Objective 1:
In the passage below, reproduce the part from "Now my heart" up to and including "going to him.", substituting "blessing" for "prayer".

Given passage:
I really tried to pull this off, but at that point I didn’t care about a spiritual response.
When the light turned green, the driver gunned his engine and swerved around me. Then he turned abruptly into a parking lot. What if they were going to harass the boy? Or threaten him? Almost everyone walking on the sidewalk was Black; surely the two men weren’t brave enough - or stupid enough - to try that.
But they might. I should pull over and go back there. I should protect him.
Now my heart was pounding. I wanted to believe I was only afraid for the boy, but truthfully, I was also afraid for myself. The thought of confronting two young, possibly drunk, White men terrified me. I’ve been frightened by White men in the past. It’s something you don’t forget.
So I said a prayer for the boy and I kept driving. I’m a woman. I’m not young. I couldn’t have done anything anyway. But I know if that boy had really been my son, nothing could have kept me from going to him.
A Black male friend I’ve known and respected for many years once posted a heartbreaking comment on Facebook. He wrote that he was afraid to leave his house, afraid to let his sons go outside. This was shortly after another Black man had been killed by the police. I responded that I, along with all those who loved him, would be willing to form a protective circle around him and his boys, and we would defend them with our lives.
It’s easy enough to make a claim like that when it’s theoretical. Yet when I remember my fear on that day at the intersection, I have to ask myself what I would really do if faced with a similar situation again. It’s a question I can’t shake.
There are other questions that won’t leave me alone. What will happen with those two White men? Looking back, I realize I was afraid of them before we even saw the Black boy on the corner. What if they become policemen? Prison wardens? Middle school teachers? Corporate executives? Who will hold them accountable?
And finally this: If I can’t protect a Black boy from racial violence, then who will?

Raw records:
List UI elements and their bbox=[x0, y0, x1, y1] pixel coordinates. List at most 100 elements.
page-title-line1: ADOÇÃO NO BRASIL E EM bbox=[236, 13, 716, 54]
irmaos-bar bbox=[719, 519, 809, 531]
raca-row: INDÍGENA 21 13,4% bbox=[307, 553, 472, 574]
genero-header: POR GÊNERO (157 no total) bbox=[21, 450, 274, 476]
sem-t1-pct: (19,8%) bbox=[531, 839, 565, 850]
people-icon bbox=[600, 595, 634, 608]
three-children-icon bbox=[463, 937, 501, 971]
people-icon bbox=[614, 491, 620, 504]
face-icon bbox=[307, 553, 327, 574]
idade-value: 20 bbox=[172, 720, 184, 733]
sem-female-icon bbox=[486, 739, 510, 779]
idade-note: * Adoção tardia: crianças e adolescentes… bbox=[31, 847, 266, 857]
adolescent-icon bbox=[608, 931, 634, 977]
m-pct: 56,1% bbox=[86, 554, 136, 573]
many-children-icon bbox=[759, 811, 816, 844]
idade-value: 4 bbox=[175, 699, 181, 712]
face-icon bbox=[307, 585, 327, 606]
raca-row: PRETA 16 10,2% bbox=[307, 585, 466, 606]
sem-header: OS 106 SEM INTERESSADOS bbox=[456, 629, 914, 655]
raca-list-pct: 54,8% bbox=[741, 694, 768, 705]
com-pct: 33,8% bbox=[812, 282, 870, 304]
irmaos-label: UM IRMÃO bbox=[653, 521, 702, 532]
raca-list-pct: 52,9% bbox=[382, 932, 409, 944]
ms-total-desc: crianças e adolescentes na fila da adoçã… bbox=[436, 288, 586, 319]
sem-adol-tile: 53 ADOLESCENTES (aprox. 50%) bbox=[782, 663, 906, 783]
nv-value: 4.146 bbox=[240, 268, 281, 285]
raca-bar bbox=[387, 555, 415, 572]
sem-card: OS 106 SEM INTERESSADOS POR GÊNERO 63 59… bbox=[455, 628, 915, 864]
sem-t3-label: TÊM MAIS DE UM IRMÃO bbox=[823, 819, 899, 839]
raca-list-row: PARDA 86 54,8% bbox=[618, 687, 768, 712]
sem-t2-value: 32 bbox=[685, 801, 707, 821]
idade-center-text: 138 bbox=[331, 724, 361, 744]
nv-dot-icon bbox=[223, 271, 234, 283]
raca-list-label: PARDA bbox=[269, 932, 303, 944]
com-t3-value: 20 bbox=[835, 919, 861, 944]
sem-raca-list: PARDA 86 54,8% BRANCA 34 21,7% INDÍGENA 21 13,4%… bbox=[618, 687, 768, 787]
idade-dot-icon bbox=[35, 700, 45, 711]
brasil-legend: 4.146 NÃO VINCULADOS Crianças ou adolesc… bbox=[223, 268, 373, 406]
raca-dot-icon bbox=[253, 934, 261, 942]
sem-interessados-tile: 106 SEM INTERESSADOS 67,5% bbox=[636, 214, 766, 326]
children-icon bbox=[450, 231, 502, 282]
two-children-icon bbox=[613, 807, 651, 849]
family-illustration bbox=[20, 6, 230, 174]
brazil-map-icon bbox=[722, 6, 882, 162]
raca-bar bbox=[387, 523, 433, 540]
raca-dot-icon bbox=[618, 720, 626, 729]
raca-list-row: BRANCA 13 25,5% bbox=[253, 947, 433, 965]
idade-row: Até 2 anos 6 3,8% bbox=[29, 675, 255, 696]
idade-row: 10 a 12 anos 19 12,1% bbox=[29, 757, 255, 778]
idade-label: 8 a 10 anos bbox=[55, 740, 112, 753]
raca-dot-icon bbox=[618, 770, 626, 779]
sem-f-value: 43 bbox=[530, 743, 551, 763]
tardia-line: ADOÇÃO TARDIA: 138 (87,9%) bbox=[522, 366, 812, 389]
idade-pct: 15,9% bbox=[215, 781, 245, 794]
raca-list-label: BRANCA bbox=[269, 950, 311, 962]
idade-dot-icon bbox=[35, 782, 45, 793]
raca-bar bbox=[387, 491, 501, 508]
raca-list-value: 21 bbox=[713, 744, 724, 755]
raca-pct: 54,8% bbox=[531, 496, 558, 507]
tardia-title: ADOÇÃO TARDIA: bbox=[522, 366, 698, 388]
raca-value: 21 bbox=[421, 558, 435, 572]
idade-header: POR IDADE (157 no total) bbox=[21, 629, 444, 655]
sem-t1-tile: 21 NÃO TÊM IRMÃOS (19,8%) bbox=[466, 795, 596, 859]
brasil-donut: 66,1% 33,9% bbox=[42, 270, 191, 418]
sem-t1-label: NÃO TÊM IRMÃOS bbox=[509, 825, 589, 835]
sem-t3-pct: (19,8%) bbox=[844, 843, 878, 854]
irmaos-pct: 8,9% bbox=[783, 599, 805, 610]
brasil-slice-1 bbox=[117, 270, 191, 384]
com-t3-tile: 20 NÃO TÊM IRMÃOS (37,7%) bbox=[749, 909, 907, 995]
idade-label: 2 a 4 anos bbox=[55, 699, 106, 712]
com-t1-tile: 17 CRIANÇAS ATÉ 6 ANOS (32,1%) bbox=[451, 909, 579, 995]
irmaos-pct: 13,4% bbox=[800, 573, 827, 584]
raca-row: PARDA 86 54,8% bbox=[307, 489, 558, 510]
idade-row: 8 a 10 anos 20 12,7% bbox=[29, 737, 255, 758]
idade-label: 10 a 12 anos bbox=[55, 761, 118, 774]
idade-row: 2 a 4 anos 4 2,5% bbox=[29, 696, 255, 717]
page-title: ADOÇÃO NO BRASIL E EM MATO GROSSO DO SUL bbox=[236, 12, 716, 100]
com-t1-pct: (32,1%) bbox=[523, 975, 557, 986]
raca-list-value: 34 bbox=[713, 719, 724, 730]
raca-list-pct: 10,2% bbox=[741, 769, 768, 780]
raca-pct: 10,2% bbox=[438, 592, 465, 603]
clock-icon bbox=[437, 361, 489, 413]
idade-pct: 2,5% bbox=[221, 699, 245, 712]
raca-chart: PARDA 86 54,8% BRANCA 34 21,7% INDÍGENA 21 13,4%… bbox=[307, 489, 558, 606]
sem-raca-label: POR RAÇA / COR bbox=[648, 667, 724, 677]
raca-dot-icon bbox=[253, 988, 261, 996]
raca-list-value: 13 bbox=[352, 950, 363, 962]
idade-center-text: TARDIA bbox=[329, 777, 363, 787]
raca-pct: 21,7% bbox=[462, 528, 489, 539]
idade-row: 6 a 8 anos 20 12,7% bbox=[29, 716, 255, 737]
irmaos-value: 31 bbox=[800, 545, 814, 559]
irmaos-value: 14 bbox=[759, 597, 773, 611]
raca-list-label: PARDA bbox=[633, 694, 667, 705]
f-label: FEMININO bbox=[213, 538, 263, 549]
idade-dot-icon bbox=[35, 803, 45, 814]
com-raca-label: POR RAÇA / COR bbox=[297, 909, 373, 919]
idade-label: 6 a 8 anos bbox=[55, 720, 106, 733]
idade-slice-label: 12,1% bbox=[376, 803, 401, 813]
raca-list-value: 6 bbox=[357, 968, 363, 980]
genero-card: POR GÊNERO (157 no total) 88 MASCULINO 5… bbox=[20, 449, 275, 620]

Objective 2:
Give the rows above as a numbered list, from the first row up to and including the line with "com-t3-value: 20 bbox=[835, 919, 861, 944]", leaving out any blank lines.

Solution 1:
Now my heart was pounding. I wanted to believe I was only afraid for the boy, but truthfully, I was also afraid for myself. The thought of confronting two young, possibly drunk, White men terrified me. I’ve been frightened by White men in the past. It’s something you don’t forget.
So I said a blessing for the boy and I kept driving. I’m a woman. I’m not young. I couldn’t have done anything anyway. But I know if that boy had really been my son, nothing could have kept me from going to him.

Solution 2:
1. List UI elements and their bbox=[x0, y0, x1, y1] pixel coordinates. List at most 100 elements.
2. page-title-line1: ADOÇÃO NO BRASIL E EM bbox=[236, 13, 716, 54]
3. irmaos-bar bbox=[719, 519, 809, 531]
4. raca-row: INDÍGENA 21 13,4% bbox=[307, 553, 472, 574]
5. genero-header: POR GÊNERO (157 no total) bbox=[21, 450, 274, 476]
6. sem-t1-pct: (19,8%) bbox=[531, 839, 565, 850]
7. people-icon bbox=[600, 595, 634, 608]
8. three-children-icon bbox=[463, 937, 501, 971]
9. people-icon bbox=[614, 491, 620, 504]
10. face-icon bbox=[307, 553, 327, 574]
11. idade-value: 20 bbox=[172, 720, 184, 733]
12. sem-female-icon bbox=[486, 739, 510, 779]
13. idade-note: * Adoção tardia: crianças e adolescentes… bbox=[31, 847, 266, 857]
14. adolescent-icon bbox=[608, 931, 634, 977]
15. m-pct: 56,1% bbox=[86, 554, 136, 573]
16. many-children-icon bbox=[759, 811, 816, 844]
17. idade-value: 4 bbox=[175, 699, 181, 712]
18. face-icon bbox=[307, 585, 327, 606]
19. raca-row: PRETA 16 10,2% bbox=[307, 585, 466, 606]
20. sem-header: OS 106 SEM INTERESSADOS bbox=[456, 629, 914, 655]
21. raca-list-pct: 54,8% bbox=[741, 694, 768, 705]
22. com-pct: 33,8% bbox=[812, 282, 870, 304]
23. irmaos-label: UM IRMÃO bbox=[653, 521, 702, 532]
24. raca-list-pct: 52,9% bbox=[382, 932, 409, 944]
25. ms-total-desc: crianças e adolescentes na fila da adoçã… bbox=[436, 288, 586, 319]
26. sem-adol-tile: 53 ADOLESCENTES (aprox. 50%) bbox=[782, 663, 906, 783]
27. nv-value: 4.146 bbox=[240, 268, 281, 285]
28. raca-bar bbox=[387, 555, 415, 572]
29. sem-card: OS 106 SEM INTERESSADOS POR GÊNERO 63 59… bbox=[455, 628, 915, 864]
30. sem-t3-label: TÊM MAIS DE UM IRMÃO bbox=[823, 819, 899, 839]
31. raca-list-row: PARDA 86 54,8% bbox=[618, 687, 768, 712]
32. sem-t2-value: 32 bbox=[685, 801, 707, 821]
33. idade-center-text: 138 bbox=[331, 724, 361, 744]
34. nv-dot-icon bbox=[223, 271, 234, 283]
35. raca-list-label: PARDA bbox=[269, 932, 303, 944]
36. com-t3-value: 20 bbox=[835, 919, 861, 944]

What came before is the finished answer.